[WHAT IS REQUIRED]: Scan the lines below for the word "CSM客户成功中心". Copy each line you find it in.

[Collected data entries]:
# # #

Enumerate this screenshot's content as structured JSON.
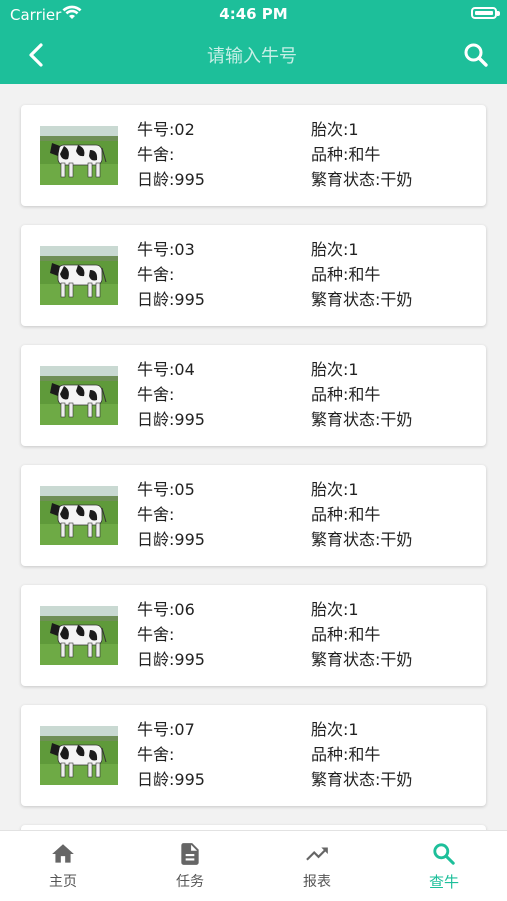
{
  "status_bar": {
    "carrier": "Carrier",
    "time": "4:46 PM"
  },
  "nav": {
    "search_placeholder": "请输入牛号"
  },
  "labels": {
    "cow_no": "牛号:",
    "parity": "胎次:",
    "barn": "牛舍:",
    "breed": "品种:",
    "age_days": "日龄:",
    "breeding_status": "繁育状态:"
  },
  "cows": [
    {
      "cow_no": "02",
      "parity": "1",
      "barn": "",
      "breed": "和牛",
      "age_days": "995",
      "breeding_status": "干奶"
    },
    {
      "cow_no": "03",
      "parity": "1",
      "barn": "",
      "breed": "和牛",
      "age_days": "995",
      "breeding_status": "干奶"
    },
    {
      "cow_no": "04",
      "parity": "1",
      "barn": "",
      "breed": "和牛",
      "age_days": "995",
      "breeding_status": "干奶"
    },
    {
      "cow_no": "05",
      "parity": "1",
      "barn": "",
      "breed": "和牛",
      "age_days": "995",
      "breeding_status": "干奶"
    },
    {
      "cow_no": "06",
      "parity": "1",
      "barn": "",
      "breed": "和牛",
      "age_days": "995",
      "breeding_status": "干奶"
    },
    {
      "cow_no": "07",
      "parity": "1",
      "barn": "",
      "breed": "和牛",
      "age_days": "995",
      "breeding_status": "干奶"
    }
  ],
  "tabs": [
    {
      "label": "主页",
      "icon": "home-icon",
      "active": false
    },
    {
      "label": "任务",
      "icon": "document-icon",
      "active": false
    },
    {
      "label": "报表",
      "icon": "trending-up-icon",
      "active": false
    },
    {
      "label": "查牛",
      "icon": "search-icon",
      "active": true
    }
  ],
  "colors": {
    "accent": "#1dbf9a",
    "background": "#f2f2f2"
  }
}
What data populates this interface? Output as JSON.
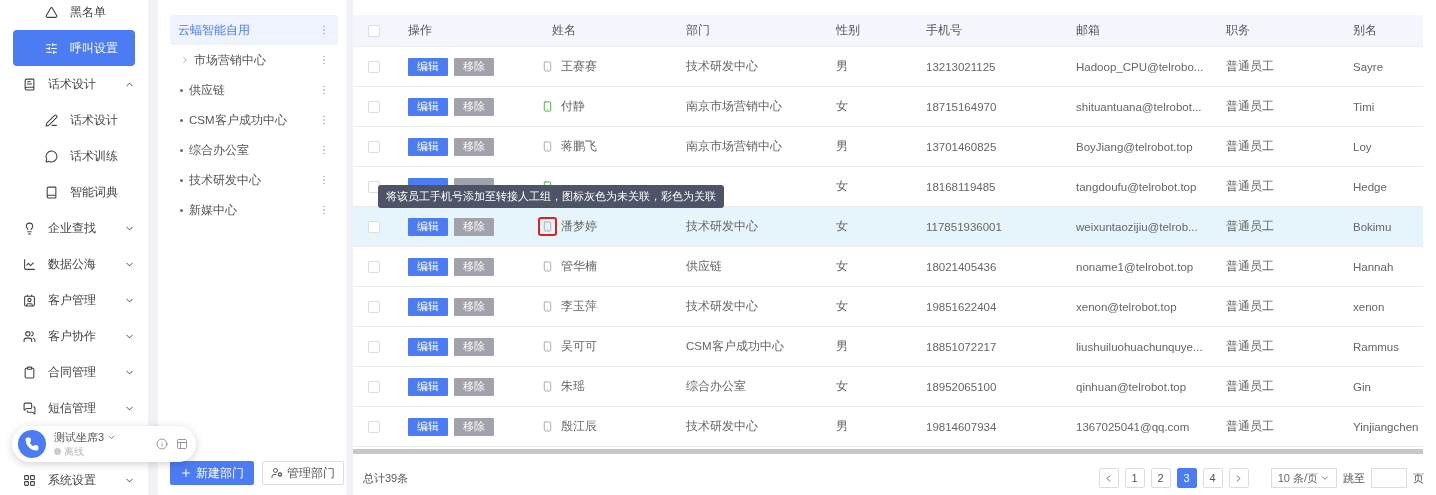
{
  "sidebar": {
    "items": [
      {
        "kind": "sub",
        "label": "黑名单",
        "selected": false
      },
      {
        "kind": "sub",
        "label": "呼叫设置",
        "selected": true
      },
      {
        "kind": "group",
        "label": "话术设计",
        "expanded": true,
        "children": [
          {
            "label": "话术设计",
            "selected": false
          },
          {
            "label": "话术训练",
            "selected": false
          },
          {
            "label": "智能词典",
            "selected": false
          }
        ]
      },
      {
        "kind": "group",
        "label": "企业查找",
        "expanded": false
      },
      {
        "kind": "group",
        "label": "数据公海",
        "expanded": false
      },
      {
        "kind": "group",
        "label": "客户管理",
        "expanded": false
      },
      {
        "kind": "group",
        "label": "客户协作",
        "expanded": false
      },
      {
        "kind": "group",
        "label": "合同管理",
        "expanded": false
      },
      {
        "kind": "group",
        "label": "短信管理",
        "expanded": false
      },
      {
        "kind": "group",
        "label": "系统设置",
        "expanded": false
      }
    ]
  },
  "phone_widget": {
    "agent": "测试坐席3",
    "status": "离线"
  },
  "departments": {
    "items": [
      {
        "kind": "root",
        "label": "云蝠智能自用",
        "selected": true
      },
      {
        "kind": "branch",
        "label": "市场营销中心",
        "selected": false
      },
      {
        "kind": "leaf",
        "label": "供应链",
        "selected": false
      },
      {
        "kind": "leaf",
        "label": "CSM客户成功中心",
        "selected": false
      },
      {
        "kind": "leaf",
        "label": "综合办公室",
        "selected": false
      },
      {
        "kind": "leaf",
        "label": "技术研发中心",
        "selected": false
      },
      {
        "kind": "leaf",
        "label": "新媒中心",
        "selected": false
      }
    ],
    "buttons": [
      "新建部门",
      "管理部门"
    ]
  },
  "table": {
    "columns": [
      "操作",
      "姓名",
      "部门",
      "性别",
      "手机号",
      "邮箱",
      "职务",
      "别名"
    ],
    "all_checked": false,
    "rows": [
      {
        "checked": false,
        "actions": [
          "编辑",
          "移除"
        ],
        "name": "王赛赛",
        "linked": false,
        "highlighted": false,
        "department": "技术研发中心",
        "gender": "男",
        "phone": "13213021125",
        "email": "Hadoop_CPU@telrobo...",
        "title": "普通员工",
        "alias": "Sayre"
      },
      {
        "checked": false,
        "actions": [
          "编辑",
          "移除"
        ],
        "name": "付静",
        "linked": true,
        "highlighted": false,
        "department": "南京市场营销中心",
        "gender": "女",
        "phone": "18715164970",
        "email": "shituantuana@telrobot...",
        "title": "普通员工",
        "alias": "Timi"
      },
      {
        "checked": false,
        "actions": [
          "编辑",
          "移除"
        ],
        "name": "蒋鹏飞",
        "linked": false,
        "highlighted": false,
        "department": "南京市场营销中心",
        "gender": "男",
        "phone": "13701460825",
        "email": "BoyJiang@telrobot.top",
        "title": "普通员工",
        "alias": "Loy"
      },
      {
        "checked": false,
        "linked": true,
        "highlighted": false,
        "gender": "女",
        "phone": "18168119485",
        "email": "tangdoufu@telrobot.top",
        "title": "普通员工",
        "alias": "Hedge"
      },
      {
        "checked": false,
        "actions": [
          "编辑",
          "移除"
        ],
        "name": "潘梦婷",
        "linked": false,
        "highlighted": true,
        "department": "技术研发中心",
        "gender": "女",
        "phone": "117851936001",
        "email": "weixuntaozijiu@telrob...",
        "title": "普通员工",
        "alias": "Bokimu"
      },
      {
        "checked": false,
        "actions": [
          "编辑",
          "移除"
        ],
        "name": "管华楠",
        "linked": false,
        "highlighted": false,
        "department": "供应链",
        "gender": "女",
        "phone": "18021405436",
        "email": "noname1@telrobot.top",
        "title": "普通员工",
        "alias": "Hannah"
      },
      {
        "checked": false,
        "actions": [
          "编辑",
          "移除"
        ],
        "name": "李玉萍",
        "linked": false,
        "highlighted": false,
        "department": "技术研发中心",
        "gender": "女",
        "phone": "19851622404",
        "email": "xenon@telrobot.top",
        "title": "普通员工",
        "alias": "xenon"
      },
      {
        "checked": false,
        "actions": [
          "编辑",
          "移除"
        ],
        "name": "吴可可",
        "linked": false,
        "highlighted": false,
        "department": "CSM客户成功中心",
        "gender": "男",
        "phone": "18851072217",
        "email": "liushuiluohuachunquye...",
        "title": "普通员工",
        "alias": "Rammus"
      },
      {
        "checked": false,
        "actions": [
          "编辑",
          "移除"
        ],
        "name": "朱瑶",
        "linked": false,
        "highlighted": false,
        "department": "综合办公室",
        "gender": "女",
        "phone": "18952065100",
        "email": "qinhuan@telrobot.top",
        "title": "普通员工",
        "alias": "Gin"
      },
      {
        "checked": false,
        "actions": [
          "编辑",
          "移除"
        ],
        "name": "殷江辰",
        "linked": false,
        "highlighted": false,
        "department": "技术研发中心",
        "gender": "男",
        "phone": "19814607934",
        "email": "1367025041@qq.com",
        "title": "普通员工",
        "alias": "Yinjiangchen"
      }
    ]
  },
  "tooltip": "将该员工手机号添加至转接人工组，图标灰色为未关联，彩色为关联",
  "footer": {
    "total": "总计39条",
    "pages": [
      {
        "label": "1",
        "selected": false
      },
      {
        "label": "2",
        "selected": false
      },
      {
        "label": "3",
        "selected": true
      },
      {
        "label": "4",
        "selected": false
      }
    ],
    "page_size": "10 条/页",
    "jump_label": "跳至",
    "page_suffix": "页"
  }
}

# # #

[FINAL RESULT]:
        "label": "CSM客户成功中心",
        "department": "CSM客户成功中心",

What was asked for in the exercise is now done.